TO DO: Every line from the one that contains "What text is on this page?" to the last line of the listing below should be quoted verbatim. Pictures are excluded.

**** INPUT DATA ****

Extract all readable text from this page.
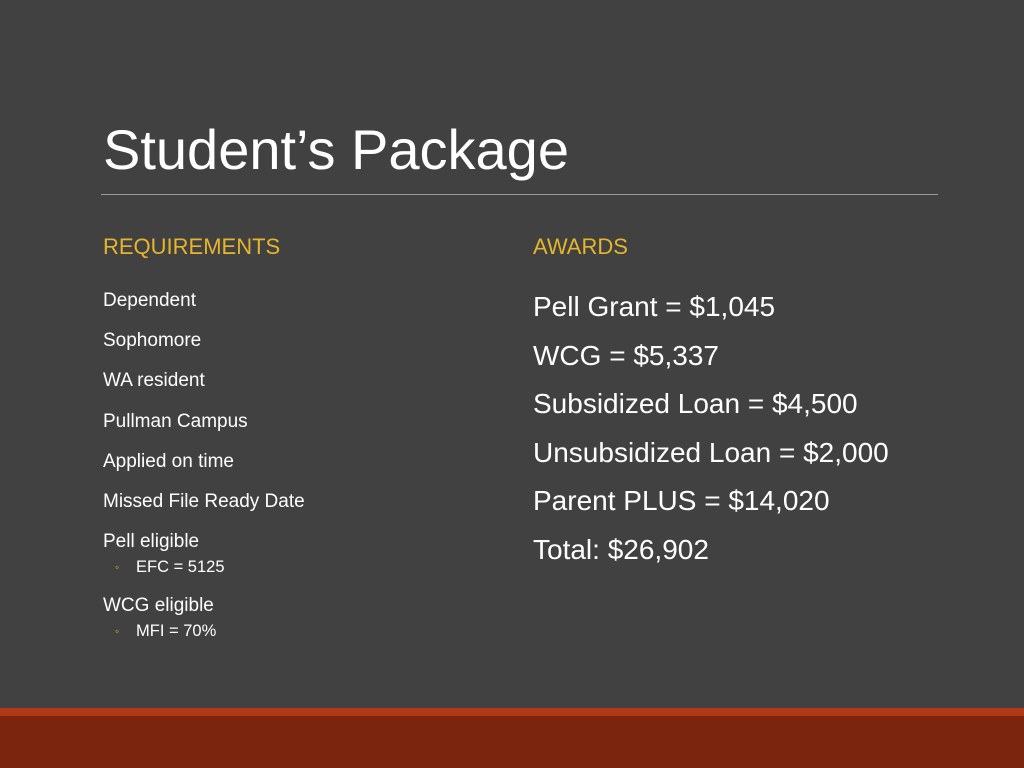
Student’s Package
REQUIREMENTS	AWARDS
Dependent
Sophomore
WA resident
Pullman Campus
Applied on time
Missed File Ready Date
Pell eligible
◦ EFC = 5125
WCG eligible
◦ MFI = 70%
Pell Grant = $1,045
WCG = $5,337
Subsidized Loan = $4,500
Unsubsidized Loan = $2,000
Parent PLUS = $14,020
Total: $26,902
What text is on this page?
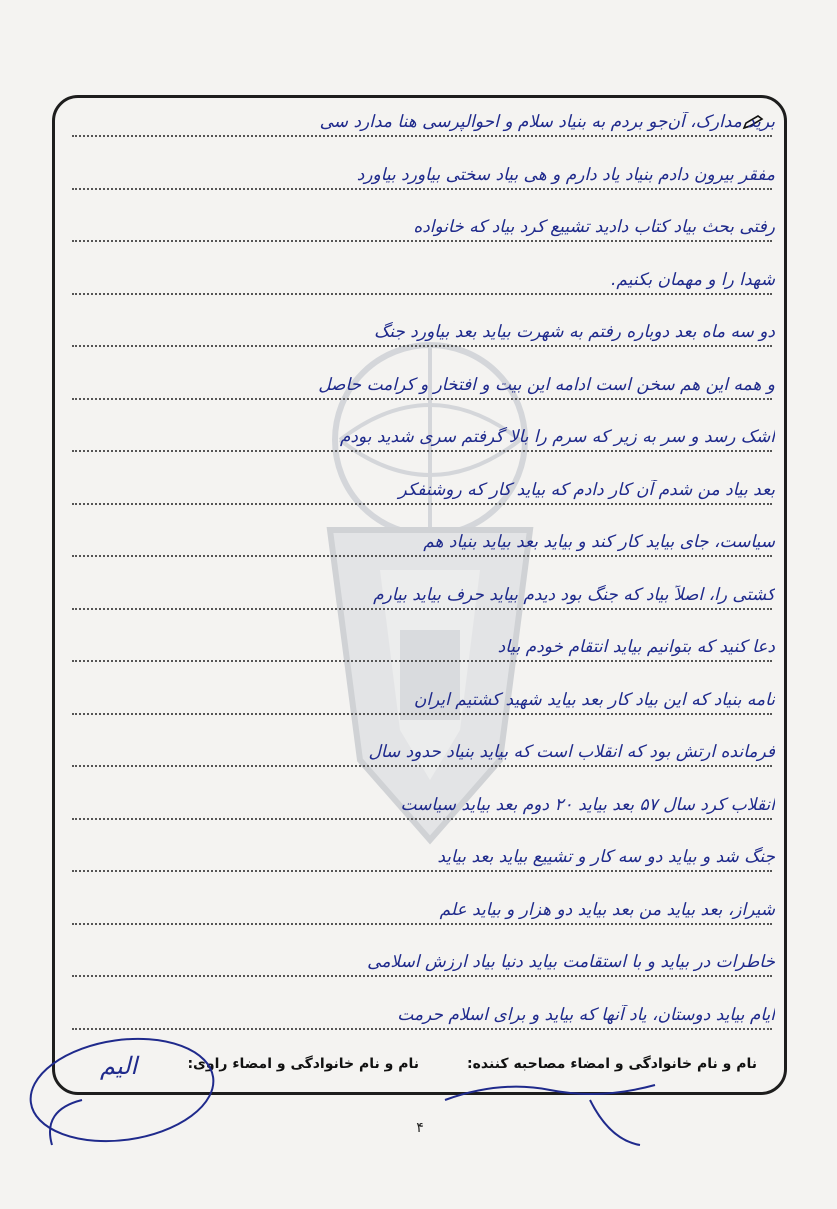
برید مدارک، آن‌جو بردم به بنیاد سلام و احوالپرسی هنا مدارد سی
مفقر بیرون دادم بنیاد یاد دارم و هی بیاد سختی بیاورد بیاورد
رفتی بحث بیاد کتاب دادید تشییع کرد بیاد که خانواده
شهدا را و مهمان بکنیم.
دو سه ماه بعد دوباره رفتم به شهرت بیاید بعد بیاورد جنگ
و همه این هم سخن است ادامه این بیت و افتخار و کرامت حاصل
اشک رسد و سر به زیر که سرم را بالا گرفتم سری شدید بودم
بعد بیاد من شدم آن کار دادم که بیاید کار که روشنفکر
سیاست، جای بیاید کار کند و بیاید بعد بیاید بنیاد هم
کشتی را، اصلاً بیاد که جنگ بود دیدم بیاید حرف بیاید بیارم
دعا کنید که بتوانیم بیاید انتقام خودم بیاد
نامه بنیاد که این بیاد کار بعد بیاید شهید کشتیم ایران
فرمانده ارتش بود که انقلاب است که بیاید بنیاد حدود سال
انقلاب کرد سال ۵۷ بعد بیاید ۲۰ دوم بعد بیاید سیاست
جنگ شد و بیاید دو سه کار و تشییع بیاید بعد بیاید
شیراز، بعد بیاید من بعد بیاید دو هزار و بیاید علم
خاطرات در بیاید و با استقامت بیاید دنیا بیاد ارزش اسلامی
ایام بیاید دوستان، یاد آنها که بیاید و برای اسلام حرمت
نام و نام خانوادگی و امضاء مصاحبه کننده:
نام و نام خانوادگی و امضاء راوی:
ﺍﻟﻴﻢ
۴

****

ANSWER TO THIS PROBLEM:
What text is on this page?
برید مدارک، آن‌جو بردم به بنیاد سلام و احوالپرسی هنا مدارد سی
مفقر بیرون دادم بنیاد یاد دارم و هی بیاد سختی بیاورد بیاورد
رفتی بحث بیاد کتاب دادید تشییع کرد بیاد که خانواده
شهدا را و مهمان بکنیم.
دو سه ماه بعد دوباره رفتم به شهرت بیاید بعد بیاورد جنگ
و همه این هم سخن است ادامه این بیت و افتخار و کرامت حاصل
اشک رسد و سر به زیر که سرم را بالا گرفتم سری شدید بودم
بعد بیاد من شدم آن کار دادم که بیاید کار که روشنفکر
سیاست، جای بیاید کار کند و بیاید بعد بیاید بنیاد هم
کشتی را، اصلاً بیاد که جنگ بود دیدم بیاید حرف بیاید بیارم
دعا کنید که بتوانیم بیاید انتقام خودم بیاد
نامه بنیاد که این بیاد کار بعد بیاید شهید کشتیم ایران
فرمانده ارتش بود که انقلاب است که بیاید بنیاد حدود سال
انقلاب کرد سال ۵۷ بعد بیاید ۲۰ دوم بعد بیاید سیاست
جنگ شد و بیاید دو سه کار و تشییع بیاید بعد بیاید
شیراز، بعد بیاید من بعد بیاید دو هزار و بیاید علم
خاطرات در بیاید و با استقامت بیاید دنیا بیاد ارزش اسلامی
ایام بیاید دوستان، یاد آنها که بیاید و برای اسلام حرمت
نام و نام خانوادگی و امضاء مصاحبه کننده:
نام و نام خانوادگی و امضاء راوی:
ﺍﻟﻴﻢ
۴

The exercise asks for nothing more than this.